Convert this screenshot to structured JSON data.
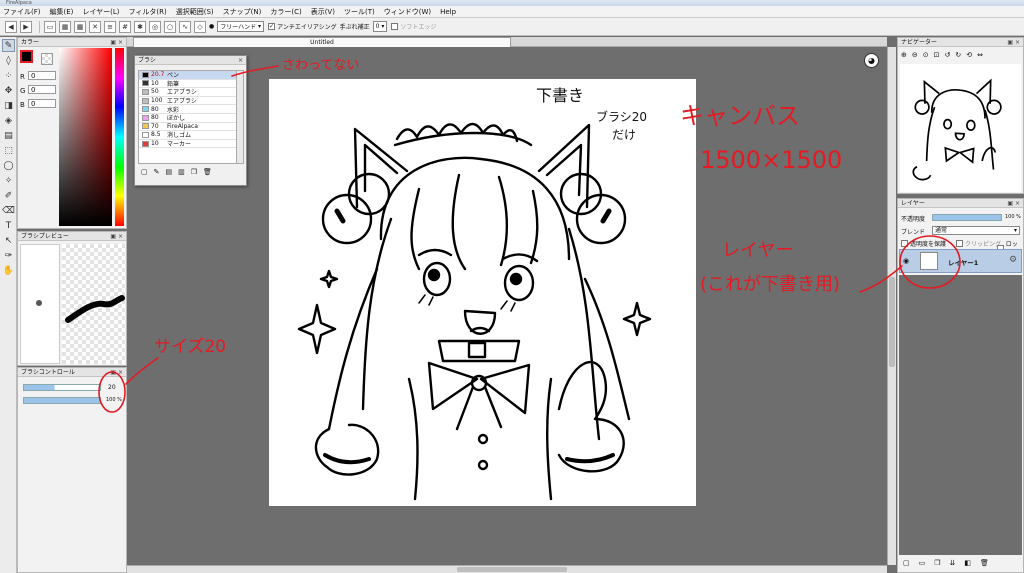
{
  "window": {
    "title": "FireAlpaca"
  },
  "menu": [
    "ファイル(F)",
    "編集(E)",
    "レイヤー(L)",
    "フィルタ(R)",
    "選択範囲(S)",
    "スナップ(N)",
    "カラー(C)",
    "表示(V)",
    "ツール(T)",
    "ウィンドウ(W)",
    "Help"
  ],
  "toolbar": {
    "brush_mode": "フリーハンド",
    "antialias_label": "アンチエイリアシング",
    "stabilizer_label": "手ぶれ補正",
    "stabilizer_value": "0",
    "softedge_label": "ソフトエッジ"
  },
  "color_panel": {
    "title": "カラー",
    "r_label": "R",
    "g_label": "G",
    "b_label": "B",
    "r": "0",
    "g": "0",
    "b": "0",
    "primary_color": "#000000"
  },
  "brush_preview": {
    "title": "ブラシプレビュー"
  },
  "brush_control": {
    "title": "ブラシコントロール",
    "size": "20",
    "opacity": "100 %"
  },
  "canvas": {
    "tab_title": "Untitled"
  },
  "brush_panel": {
    "title": "ブラシ",
    "items": [
      {
        "size": "20.7",
        "name": "ペン",
        "color": "#000000"
      },
      {
        "size": "10",
        "name": "鉛筆",
        "color": "#333333"
      },
      {
        "size": "50",
        "name": "エアブラシ",
        "color": "#bdbdbd"
      },
      {
        "size": "100",
        "name": "エアブラシ",
        "color": "#bdbdbd"
      },
      {
        "size": "80",
        "name": "水彩",
        "color": "#7fd3ef"
      },
      {
        "size": "80",
        "name": "ぼかし",
        "color": "#f0a0f0"
      },
      {
        "size": "70",
        "name": "FireAlpaca",
        "color": "#f2c94c"
      },
      {
        "size": "8.5",
        "name": "消しゴム",
        "color": "#ffffff"
      },
      {
        "size": "10",
        "name": "マーカー",
        "color": "#e53935"
      }
    ]
  },
  "navigator": {
    "title": "ナビゲーター"
  },
  "layer_panel": {
    "title": "レイヤー",
    "opacity_label": "不透明度",
    "opacity_value": "100 %",
    "blend_label": "ブレンド",
    "blend_value": "通常",
    "protect_label": "透明度を保護",
    "clipping_label": "クリッピング",
    "lock_label": "ロック",
    "layer_name": "レイヤー1"
  },
  "annotations": {
    "not_touched": "さわってない",
    "draft": "下書き",
    "brush20": "ブラシ20",
    "only": "だけ",
    "canvas": "キャンバス",
    "canvas_size": "1500×1500",
    "layer": "レイヤー",
    "layer_note": "(これが下書き用)",
    "size20": "サイズ20"
  },
  "accent_red": "#e31b23"
}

What is being asked: Go through the entries above and print each one exactly, minus the pictures.

The completed task:
Convert this screenshot to structured JSON data.
{
  "window": {
    "title": "FireAlpaca"
  },
  "menu": [
    "ファイル(F)",
    "編集(E)",
    "レイヤー(L)",
    "フィルタ(R)",
    "選択範囲(S)",
    "スナップ(N)",
    "カラー(C)",
    "表示(V)",
    "ツール(T)",
    "ウィンドウ(W)",
    "Help"
  ],
  "toolbar": {
    "brush_mode": "フリーハンド",
    "antialias_label": "アンチエイリアシング",
    "stabilizer_label": "手ぶれ補正",
    "stabilizer_value": "0",
    "softedge_label": "ソフトエッジ"
  },
  "color_panel": {
    "title": "カラー",
    "r_label": "R",
    "g_label": "G",
    "b_label": "B",
    "r": "0",
    "g": "0",
    "b": "0",
    "primary_color": "#000000"
  },
  "brush_preview": {
    "title": "ブラシプレビュー"
  },
  "brush_control": {
    "title": "ブラシコントロール",
    "size": "20",
    "opacity": "100 %"
  },
  "canvas": {
    "tab_title": "Untitled"
  },
  "brush_panel": {
    "title": "ブラシ",
    "items": [
      {
        "size": "20.7",
        "name": "ペン",
        "color": "#000000"
      },
      {
        "size": "10",
        "name": "鉛筆",
        "color": "#333333"
      },
      {
        "size": "50",
        "name": "エアブラシ",
        "color": "#bdbdbd"
      },
      {
        "size": "100",
        "name": "エアブラシ",
        "color": "#bdbdbd"
      },
      {
        "size": "80",
        "name": "水彩",
        "color": "#7fd3ef"
      },
      {
        "size": "80",
        "name": "ぼかし",
        "color": "#f0a0f0"
      },
      {
        "size": "70",
        "name": "FireAlpaca",
        "color": "#f2c94c"
      },
      {
        "size": "8.5",
        "name": "消しゴム",
        "color": "#ffffff"
      },
      {
        "size": "10",
        "name": "マーカー",
        "color": "#e53935"
      }
    ]
  },
  "navigator": {
    "title": "ナビゲーター"
  },
  "layer_panel": {
    "title": "レイヤー",
    "opacity_label": "不透明度",
    "opacity_value": "100 %",
    "blend_label": "ブレンド",
    "blend_value": "通常",
    "protect_label": "透明度を保護",
    "clipping_label": "クリッピング",
    "lock_label": "ロック",
    "layer_name": "レイヤー1"
  },
  "annotations": {
    "not_touched": "さわってない",
    "draft": "下書き",
    "brush20": "ブラシ20",
    "only": "だけ",
    "canvas": "キャンバス",
    "canvas_size": "1500×1500",
    "layer": "レイヤー",
    "layer_note": "(これが下書き用)",
    "size20": "サイズ20"
  },
  "accent_red": "#e31b23"
}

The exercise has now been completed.